--- begin Supplied material ---
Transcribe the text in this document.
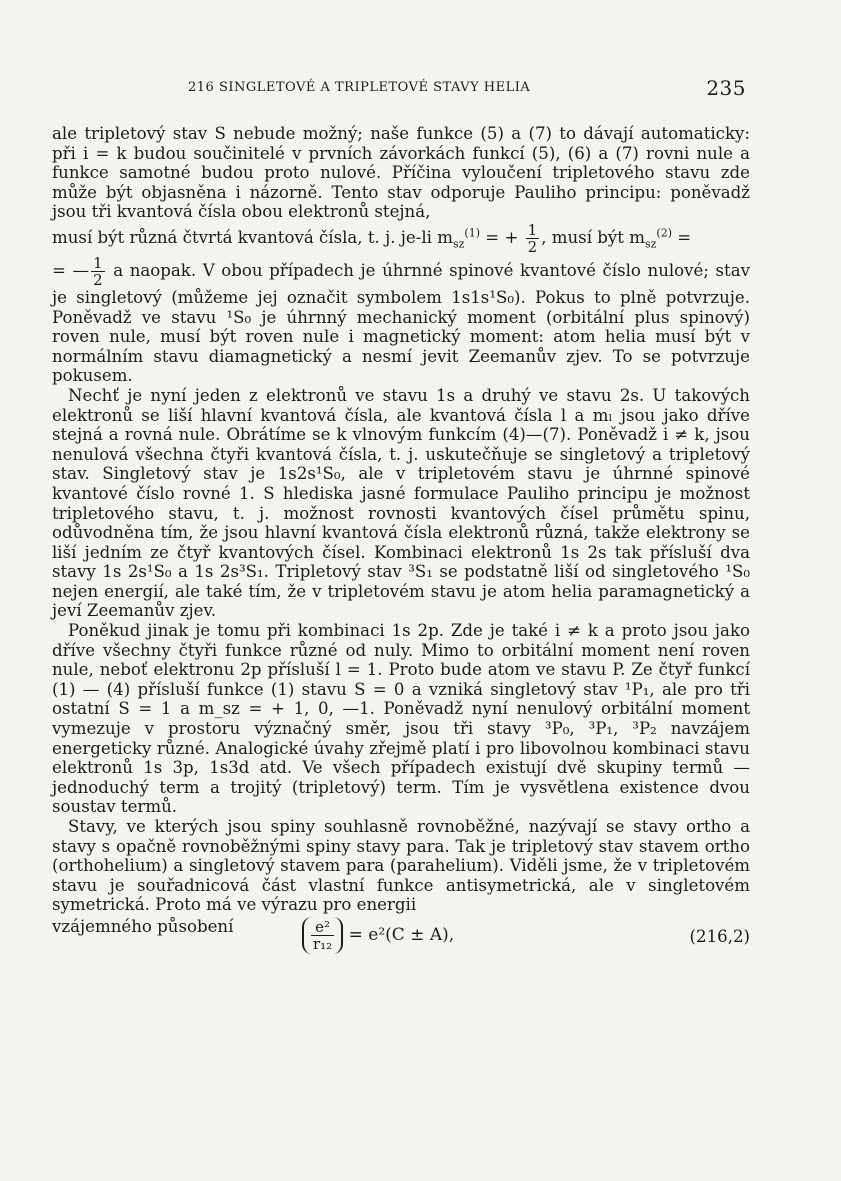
216 SINGLETOVÉ A TRIPLETOVÉ STAVY HELIA	235

ale tripletový stav S nebude možný; naše funkce (5) a (7) to dávají automaticky: při i = k budou součinitelé v prvních závorkách funkcí (5), (6) a (7) rovni nule a funkce samotné budou proto nulové. Příčina vyloučení tripletového stavu zde může být objasněna i názorně. Tento stav odporuje Pauliho principu: poněvadž jsou tři kvantová čísla obou elektronů stejná,
musí být různá čtvrtá kvantová čísla, t. j. je-li $m_{sz}^{(1)}$ = + $\frac{1}{2}$ , musí být $m_{sz}^{(2)}$ =
= — $\frac{1}{2}$ a naopak. V obou případech je úhrnné spinové kvantové číslo nulové; stav je singletový (můžeme jej označit symbolem 1s1s¹S₀). Pokus to plně potvrzuje. Poněvadž ve stavu ¹S₀ je úhrnný mechanický moment (orbitální plus spinový) roven nule, musí být roven nule i magnetický moment: atom helia musí být v normálním stavu diamagnetický a nesmí jevit Zeemanův zjev. To se potvrzuje pokusem.

Nechť je nyní jeden z elektronů ve stavu 1s a druhý ve stavu 2s. U takových elektronů se liší hlavní kvantová čísla, ale kvantová čísla l a mₗ jsou jako dříve stejná a rovná nule. Obrátíme se k vlnovým funkcím (4)—(7). Poněvadž i ≠ k, jsou nenulová všechna čtyři kvantová čísla, t. j. uskutečňuje se singletový a tripletový stav. Singletový stav je 1s2s¹S₀, ale v tripletovém stavu je úhrnné spinové kvantové číslo rovné 1. S hlediska jasné formulace Pauliho principu je možnost tripletového stavu, t. j. možnost rovnosti kvantových čísel průmětu spinu, odůvodněna tím, že jsou hlavní kvantová čísla elektronů různá, takže elektrony se liší jedním ze čtyř kvantových čísel. Kombinaci elektronů 1s 2s tak přísluší dva stavy 1s 2s¹S₀ a 1s 2s³S₁. Tripletový stav ³S₁ se podstatně liší od singletového ¹S₀ nejen energií, ale také tím, že v tripletovém stavu je atom helia paramagnetický a jeví Zeemanův zjev.

Poněkud jinak je tomu při kombinaci 1s 2p. Zde je také i ≠ k a proto jsou jako dříve všechny čtyři funkce různé od nuly. Mimo to orbitální moment není roven nule, neboť elektronu 2p přísluší l = 1. Proto bude atom ve stavu P. Ze čtyř funkcí (1) — (4) přísluší funkce (1) stavu S = 0 a vzniká singletový stav ¹P₁, ale pro tři ostatní S = 1 a m_sz = + 1, 0, —1. Poněvadž nyní nenulový orbitální moment vymezuje v prostoru význačný směr, jsou tři stavy ³P₀, ³P₁, ³P₂ navzájem energeticky různé. Analogické úvahy zřejmě platí i pro libovolnou kombinaci stavu elektronů 1s 3p, 1s3d atd. Ve všech případech existují dvě skupiny termů — jednoduchý term a trojitý (tripletový) term. Tím je vysvětlena existence dvou soustav termů.

Stavy, ve kterých jsou spiny souhlasně rovnoběžné, nazývají se stavy ortho a stavy s opačně rovnoběžnými spiny stavy para. Tak je tripletový stav stavem ortho (orthohelium) a singletový stavem para (parahelium). Viděli jsme, že v tripletovém stavu je souřadnicová část vlastní funkce antisymetrická, ale v singletovém symetrická. Proto má ve výrazu pro energii

vzájemného působení	$\frac{\text{e²}}{\text{r₁₂}} = e^2(C \pm A)$,	(216,2)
--- end Supplied material ---
Task directions:
Transcribe the material exactly, leaving every picture out.

Reply:
Transcribe the text in this document.
216 SINGLETOVÉ A TRIPLETOVÉ STAVY HELIA	235

ale tripletový stav S nebude možný; naše funkce (5) a (7) to dávají automaticky: při i = k budou součinitelé v prvních závorkách funkcí (5), (6) a (7) rovni nule a funkce samotné budou proto nulové. Příčina vyloučení tripletového stavu zde může být objasněna i názorně. Tento stav odporuje Pauliho principu: poněvadž jsou tři kvantová čísla obou elektronů stejná,
musí být různá čtvrtá kvantová čísla, t. j. je-li $m_{sz}^{(1)}$ = + $\frac{1}{2}$ , musí být $m_{sz}^{(2)}$ =
= — $\frac{1}{2}$ a naopak. V obou případech je úhrnné spinové kvantové číslo nulové; stav je singletový (můžeme jej označit symbolem 1s1s¹S₀). Pokus to plně potvrzuje. Poněvadž ve stavu ¹S₀ je úhrnný mechanický moment (orbitální plus spinový) roven nule, musí být roven nule i magnetický moment: atom helia musí být v normálním stavu diamagnetický a nesmí jevit Zeemanův zjev. To se potvrzuje pokusem.

Nechť je nyní jeden z elektronů ve stavu 1s a druhý ve stavu 2s. U takových elektronů se liší hlavní kvantová čísla, ale kvantová čísla l a mₗ jsou jako dříve stejná a rovná nule. Obrátíme se k vlnovým funkcím (4)—(7). Poněvadž i ≠ k, jsou nenulová všechna čtyři kvantová čísla, t. j. uskutečňuje se singletový a tripletový stav. Singletový stav je 1s2s¹S₀, ale v tripletovém stavu je úhrnné spinové kvantové číslo rovné 1. S hlediska jasné formulace Pauliho principu je možnost tripletového stavu, t. j. možnost rovnosti kvantových čísel průmětu spinu, odůvodněna tím, že jsou hlavní kvantová čísla elektronů různá, takže elektrony se liší jedním ze čtyř kvantových čísel. Kombinaci elektronů 1s 2s tak přísluší dva stavy 1s 2s¹S₀ a 1s 2s³S₁. Tripletový stav ³S₁ se podstatně liší od singletového ¹S₀ nejen energií, ale také tím, že v tripletovém stavu je atom helia paramagnetický a jeví Zeemanův zjev.

Poněkud jinak je tomu při kombinaci 1s 2p. Zde je také i ≠ k a proto jsou jako dříve všechny čtyři funkce různé od nuly. Mimo to orbitální moment není roven nule, neboť elektronu 2p přísluší l = 1. Proto bude atom ve stavu P. Ze čtyř funkcí (1) — (4) přísluší funkce (1) stavu S = 0 a vzniká singletový stav ¹P₁, ale pro tři ostatní S = 1 a m_sz = + 1, 0, —1. Poněvadž nyní nenulový orbitální moment vymezuje v prostoru význačný směr, jsou tři stavy ³P₀, ³P₁, ³P₂ navzájem energeticky různé. Analogické úvahy zřejmě platí i pro libovolnou kombinaci stavu elektronů 1s 3p, 1s3d atd. Ve všech případech existují dvě skupiny termů — jednoduchý term a trojitý (tripletový) term. Tím je vysvětlena existence dvou soustav termů.

Stavy, ve kterých jsou spiny souhlasně rovnoběžné, nazývají se stavy ortho a stavy s opačně rovnoběžnými spiny stavy para. Tak je tripletový stav stavem ortho (orthohelium) a singletový stavem para (parahelium). Viděli jsme, že v tripletovém stavu je souřadnicová část vlastní funkce antisymetrická, ale v singletovém symetrická. Proto má ve výrazu pro energii

vzájemného působení	$\frac{\text{e²}}{\text{r₁₂}} = e^2(C \pm A)$,	(216,2)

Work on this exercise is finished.